[Stored data]
::::

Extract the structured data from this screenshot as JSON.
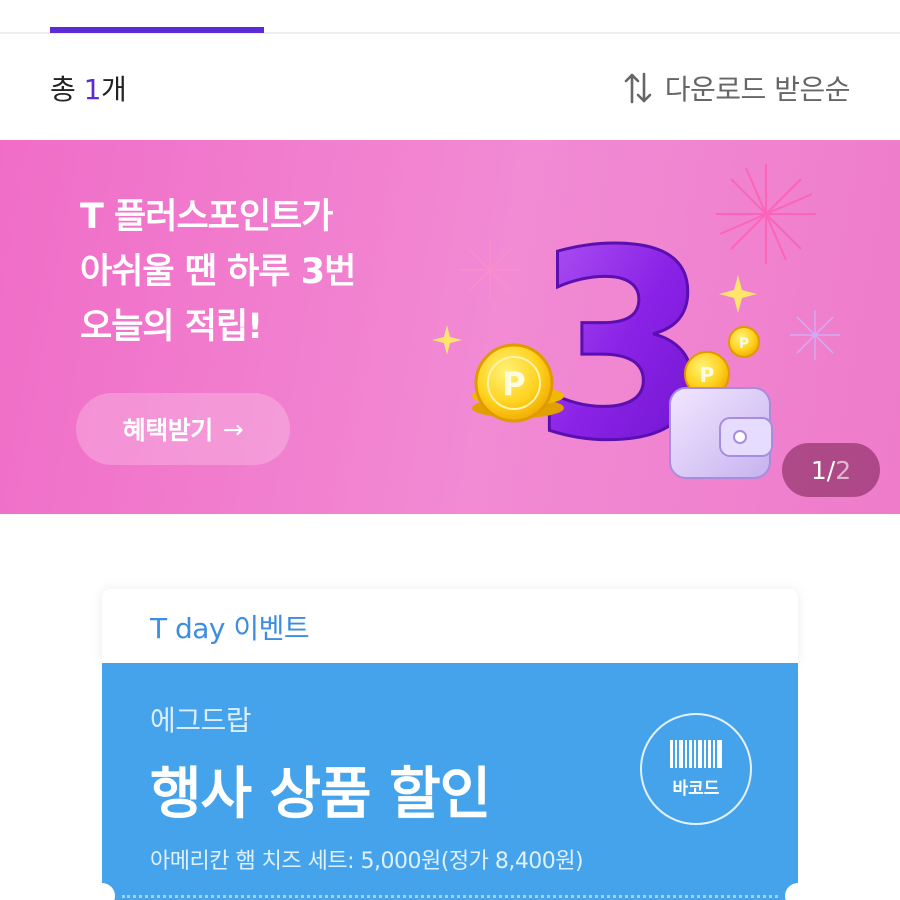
{
  "list_header": {
    "total_prefix": "총 ",
    "total_number": "1",
    "total_suffix": "개",
    "sort_label": "다운로드 받은순"
  },
  "banner": {
    "title_lines": [
      "T 플러스포인트가",
      "아쉬울 땐 하루 3번",
      "오늘의 적립!"
    ],
    "cta_label": "혜택받기",
    "cta_arrow": "→",
    "art_numeral": "3",
    "coin_mark": "P",
    "pager_current": "1",
    "pager_sep": "/",
    "pager_total": "2"
  },
  "coupon": {
    "tag": "T day 이벤트",
    "brand": "에그드랍",
    "title": "행사 상품 할인",
    "description": "아메리칸 햄 치즈 세트: 5,000원(정가 8,400원)",
    "barcode_label": "바코드"
  },
  "colors": {
    "accent_purple": "#5b2bd6",
    "banner_pink": "#f06dc7",
    "coupon_blue": "#45a3ec",
    "coupon_tag_blue": "#3d8ee0"
  },
  "icons": [
    "sort-icon",
    "arrow-right-icon",
    "barcode-icon",
    "coin-icon",
    "wallet-icon",
    "firework-icon",
    "sparkle-icon"
  ]
}
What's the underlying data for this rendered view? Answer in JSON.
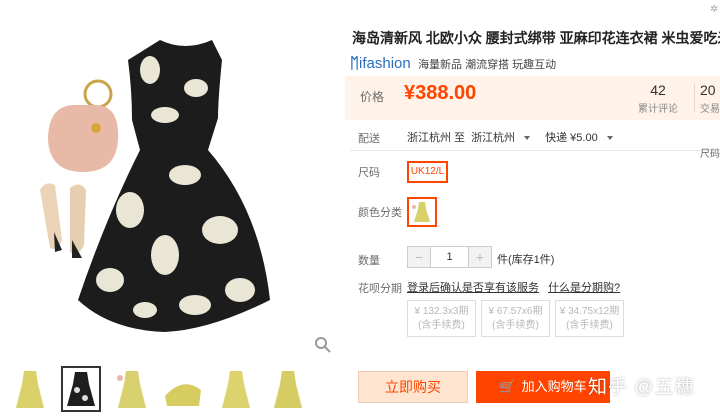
{
  "product": {
    "title": "海岛清新风 北欧小众 腰封式绑带 亚麻印花连衣裙 米虫爱吃米"
  },
  "brand": {
    "logo_text": "ifashion",
    "tags": "海量新品 潮流穿搭 玩趣互动"
  },
  "price": {
    "label": "价格",
    "value": "¥388.00"
  },
  "stats": {
    "reviews_count": "42",
    "reviews_label": "累计评论",
    "sales_count": "20",
    "sales_label": "交易成"
  },
  "shipping": {
    "label": "配送",
    "from": "浙江杭州 至",
    "to": "浙江杭州",
    "method": "快递 ¥5.00"
  },
  "right_edge_text": "尺码",
  "size": {
    "label": "尺码",
    "option": "UK12/L"
  },
  "color": {
    "label": "颜色分类"
  },
  "quantity": {
    "label": "数量",
    "minus": "−",
    "plus": "+",
    "value": "1",
    "stock": "件(库存1件)"
  },
  "installment": {
    "label": "花呗分期",
    "note": "登录后确认是否享有该服务",
    "link": "什么是分期购?",
    "options": [
      {
        "amount": "¥ 132.3x3期",
        "fee": "(含手续费)"
      },
      {
        "amount": "¥ 67.57x6期",
        "fee": "(含手续费)"
      },
      {
        "amount": "¥ 34.75x12期",
        "fee": "(含手续费)"
      }
    ]
  },
  "actions": {
    "buy_now": "立即购买",
    "add_cart": "加入购物车"
  },
  "watermark": "知乎 @五穗",
  "colors": {
    "accent": "#ff4400",
    "price_bg": "#fff2e8",
    "brand_blue": "#2a6ebb"
  }
}
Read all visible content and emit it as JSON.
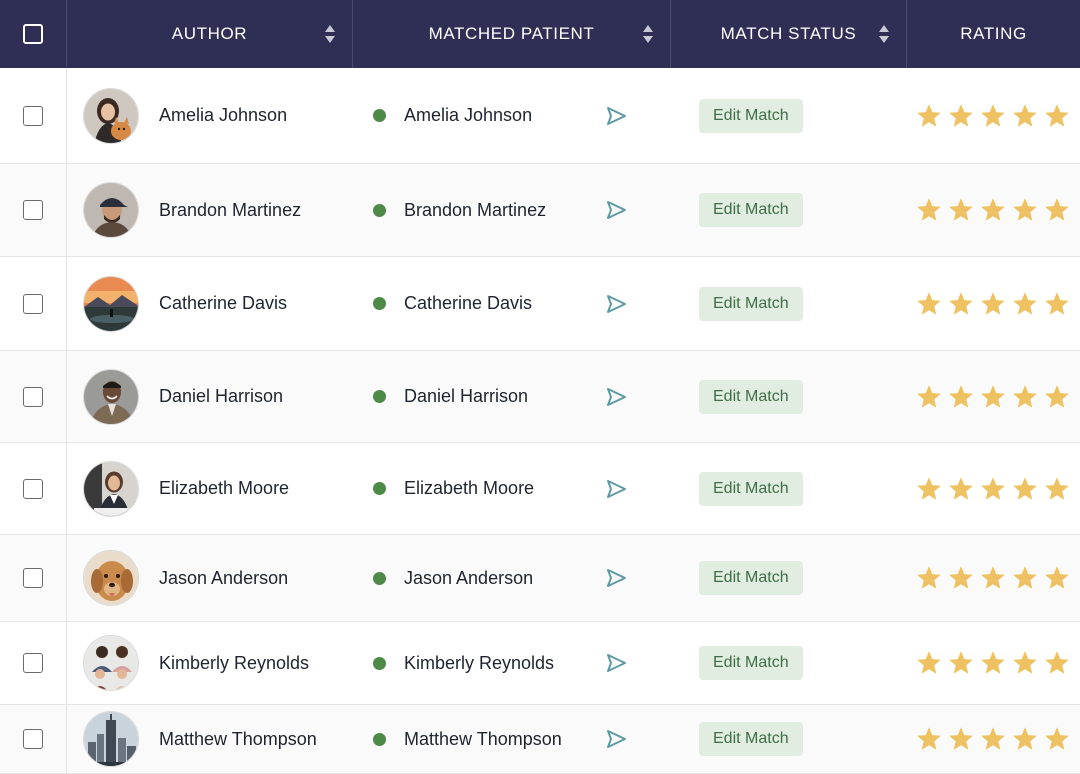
{
  "header": {
    "author": "AUTHOR",
    "matched_patient": "MATCHED PATIENT",
    "match_status": "MATCH STATUS",
    "rating": "RATING"
  },
  "rows": [
    {
      "author": "Amelia Johnson",
      "patient": "Amelia Johnson",
      "button": "Edit Match",
      "rating": 5,
      "avatar": "woman-with-cat"
    },
    {
      "author": "Brandon Martinez",
      "patient": "Brandon Martinez",
      "button": "Edit Match",
      "rating": 5,
      "avatar": "man-with-cap"
    },
    {
      "author": "Catherine Davis",
      "patient": "Catherine Davis",
      "button": "Edit Match",
      "rating": 5,
      "avatar": "sunset-landscape"
    },
    {
      "author": "Daniel Harrison",
      "patient": "Daniel Harrison",
      "button": "Edit Match",
      "rating": 5,
      "avatar": "man-in-suit"
    },
    {
      "author": "Elizabeth Moore",
      "patient": "Elizabeth Moore",
      "button": "Edit Match",
      "rating": 5,
      "avatar": "woman-at-desk"
    },
    {
      "author": "Jason Anderson",
      "patient": "Jason Anderson",
      "button": "Edit Match",
      "rating": 5,
      "avatar": "golden-retriever"
    },
    {
      "author": "Kimberly Reynolds",
      "patient": "Kimberly Reynolds",
      "button": "Edit Match",
      "rating": 5,
      "avatar": "family-group"
    },
    {
      "author": "Matthew Thompson",
      "patient": "Matthew Thompson",
      "button": "Edit Match",
      "rating": 5,
      "avatar": "city-skyline"
    }
  ],
  "colors": {
    "header_bg": "#2f2f55",
    "status_dot": "#4e8a47",
    "button_bg": "#e2ede1",
    "button_text": "#3f6e46",
    "star": "#eec262",
    "send_icon": "#5f9aa3"
  }
}
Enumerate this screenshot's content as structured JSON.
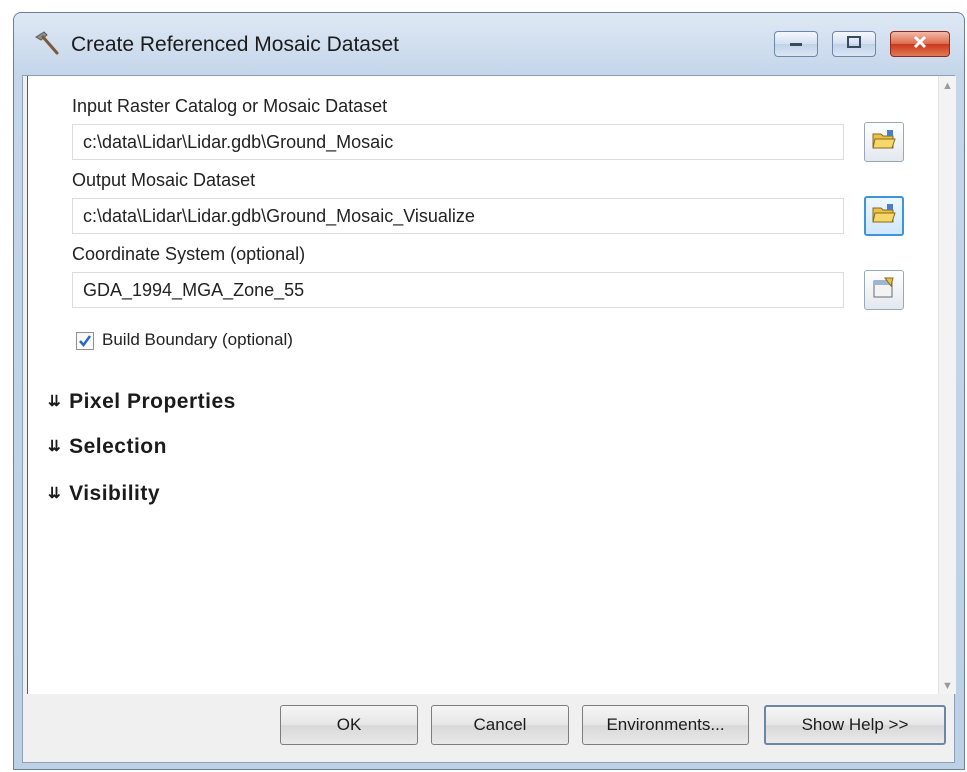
{
  "window": {
    "title": "Create Referenced Mosaic Dataset"
  },
  "form": {
    "input": {
      "label": "Input Raster Catalog or Mosaic Dataset",
      "value": "c:\\data\\Lidar\\Lidar.gdb\\Ground_Mosaic"
    },
    "output": {
      "label": "Output Mosaic Dataset",
      "value": "c:\\data\\Lidar\\Lidar.gdb\\Ground_Mosaic_Visualize"
    },
    "coordinate": {
      "label": "Coordinate System (optional)",
      "value": "GDA_1994_MGA_Zone_55"
    },
    "build_boundary": {
      "label": "Build Boundary (optional)",
      "checked": true
    }
  },
  "sections": [
    {
      "label": "Pixel Properties"
    },
    {
      "label": "Selection"
    },
    {
      "label": "Visibility"
    }
  ],
  "buttons": {
    "ok": "OK",
    "cancel": "Cancel",
    "environments": "Environments...",
    "help": "Show Help >>"
  },
  "colors": {
    "title_gradient": "#c5d6ea",
    "close_button": "#c9381c",
    "checkbox_check": "#2a66c8",
    "folder_icon": "#e8c04a"
  },
  "icons": [
    "hammer-tool-icon",
    "folder-open-icon",
    "coordinate-properties-icon"
  ]
}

::::

■ **Exercise description**: Any pictures should be dropped; transcribe the rest of the records above exactly.

■ **Complete answer**:
Extract the structured data from this screenshot as JSON.
{
  "list_header": {
    "total_prefix": "총 ",
    "total_number": "1",
    "total_suffix": "개",
    "sort_label": "다운로드 받은순"
  },
  "banner": {
    "title_lines": [
      "T 플러스포인트가",
      "아쉬울 땐 하루 3번",
      "오늘의 적립!"
    ],
    "cta_label": "혜택받기",
    "cta_arrow": "→",
    "art_numeral": "3",
    "coin_mark": "P",
    "pager_current": "1",
    "pager_sep": "/",
    "pager_total": "2"
  },
  "coupon": {
    "tag": "T day 이벤트",
    "brand": "에그드랍",
    "title": "행사 상품 할인",
    "description": "아메리칸 햄 치즈 세트: 5,000원(정가 8,400원)",
    "barcode_label": "바코드"
  },
  "colors": {
    "accent_purple": "#5b2bd6",
    "banner_pink": "#f06dc7",
    "coupon_blue": "#45a3ec",
    "coupon_tag_blue": "#3d8ee0"
  },
  "icons": [
    "sort-icon",
    "arrow-right-icon",
    "barcode-icon",
    "coin-icon",
    "wallet-icon",
    "firework-icon",
    "sparkle-icon"
  ]
}
What's the underlying data for this rendered view? Answer in JSON.
{
  "product": {
    "title": "海岛清新风 北欧小众 腰封式绑带 亚麻印花连衣裙 米虫爱吃米"
  },
  "brand": {
    "logo_text": "ifashion",
    "tags": "海量新品 潮流穿搭 玩趣互动"
  },
  "price": {
    "label": "价格",
    "value": "¥388.00"
  },
  "stats": {
    "reviews_count": "42",
    "reviews_label": "累计评论",
    "sales_count": "20",
    "sales_label": "交易成"
  },
  "shipping": {
    "label": "配送",
    "from": "浙江杭州 至",
    "to": "浙江杭州",
    "method": "快递 ¥5.00"
  },
  "right_edge_text": "尺码",
  "size": {
    "label": "尺码",
    "option": "UK12/L"
  },
  "color": {
    "label": "颜色分类"
  },
  "quantity": {
    "label": "数量",
    "minus": "−",
    "plus": "+",
    "value": "1",
    "stock": "件(库存1件)"
  },
  "installment": {
    "label": "花呗分期",
    "note": "登录后确认是否享有该服务",
    "link": "什么是分期购?",
    "options": [
      {
        "amount": "¥ 132.3x3期",
        "fee": "(含手续费)"
      },
      {
        "amount": "¥ 67.57x6期",
        "fee": "(含手续费)"
      },
      {
        "amount": "¥ 34.75x12期",
        "fee": "(含手续费)"
      }
    ]
  },
  "actions": {
    "buy_now": "立即购买",
    "add_cart": "加入购物车"
  },
  "watermark": "知乎 @五穗",
  "colors": {
    "accent": "#ff4400",
    "price_bg": "#fff2e8",
    "brand_blue": "#2a6ebb"
  }
}
Read all visible content and emit it as JSON.
{
  "header": {
    "author": "AUTHOR",
    "matched_patient": "MATCHED PATIENT",
    "match_status": "MATCH STATUS",
    "rating": "RATING"
  },
  "rows": [
    {
      "author": "Amelia Johnson",
      "patient": "Amelia Johnson",
      "button": "Edit Match",
      "rating": 5,
      "avatar": "woman-with-cat"
    },
    {
      "author": "Brandon Martinez",
      "patient": "Brandon Martinez",
      "button": "Edit Match",
      "rating": 5,
      "avatar": "man-with-cap"
    },
    {
      "author": "Catherine Davis",
      "patient": "Catherine Davis",
      "button": "Edit Match",
      "rating": 5,
      "avatar": "sunset-landscape"
    },
    {
      "author": "Daniel Harrison",
      "patient": "Daniel Harrison",
      "button": "Edit Match",
      "rating": 5,
      "avatar": "man-in-suit"
    },
    {
      "author": "Elizabeth Moore",
      "patient": "Elizabeth Moore",
      "button": "Edit Match",
      "rating": 5,
      "avatar": "woman-at-desk"
    },
    {
      "author": "Jason Anderson",
      "patient": "Jason Anderson",
      "button": "Edit Match",
      "rating": 5,
      "avatar": "golden-retriever"
    },
    {
      "author": "Kimberly Reynolds",
      "patient": "Kimberly Reynolds",
      "button": "Edit Match",
      "rating": 5,
      "avatar": "family-group"
    },
    {
      "author": "Matthew Thompson",
      "patient": "Matthew Thompson",
      "button": "Edit Match",
      "rating": 5,
      "avatar": "city-skyline"
    }
  ],
  "colors": {
    "header_bg": "#2f2f55",
    "status_dot": "#4e8a47",
    "button_bg": "#e2ede1",
    "button_text": "#3f6e46",
    "star": "#eec262",
    "send_icon": "#5f9aa3"
  }
}
Enumerate this screenshot's content as structured JSON.
{
  "window": {
    "title": "Create Referenced Mosaic Dataset"
  },
  "form": {
    "input": {
      "label": "Input Raster Catalog or Mosaic Dataset",
      "value": "c:\\data\\Lidar\\Lidar.gdb\\Ground_Mosaic"
    },
    "output": {
      "label": "Output Mosaic Dataset",
      "value": "c:\\data\\Lidar\\Lidar.gdb\\Ground_Mosaic_Visualize"
    },
    "coordinate": {
      "label": "Coordinate System (optional)",
      "value": "GDA_1994_MGA_Zone_55"
    },
    "build_boundary": {
      "label": "Build Boundary (optional)",
      "checked": true
    }
  },
  "sections": [
    {
      "label": "Pixel Properties"
    },
    {
      "label": "Selection"
    },
    {
      "label": "Visibility"
    }
  ],
  "buttons": {
    "ok": "OK",
    "cancel": "Cancel",
    "environments": "Environments...",
    "help": "Show Help >>"
  },
  "colors": {
    "title_gradient": "#c5d6ea",
    "close_button": "#c9381c",
    "checkbox_check": "#2a66c8",
    "folder_icon": "#e8c04a"
  },
  "icons": [
    "hammer-tool-icon",
    "folder-open-icon",
    "coordinate-properties-icon"
  ]
}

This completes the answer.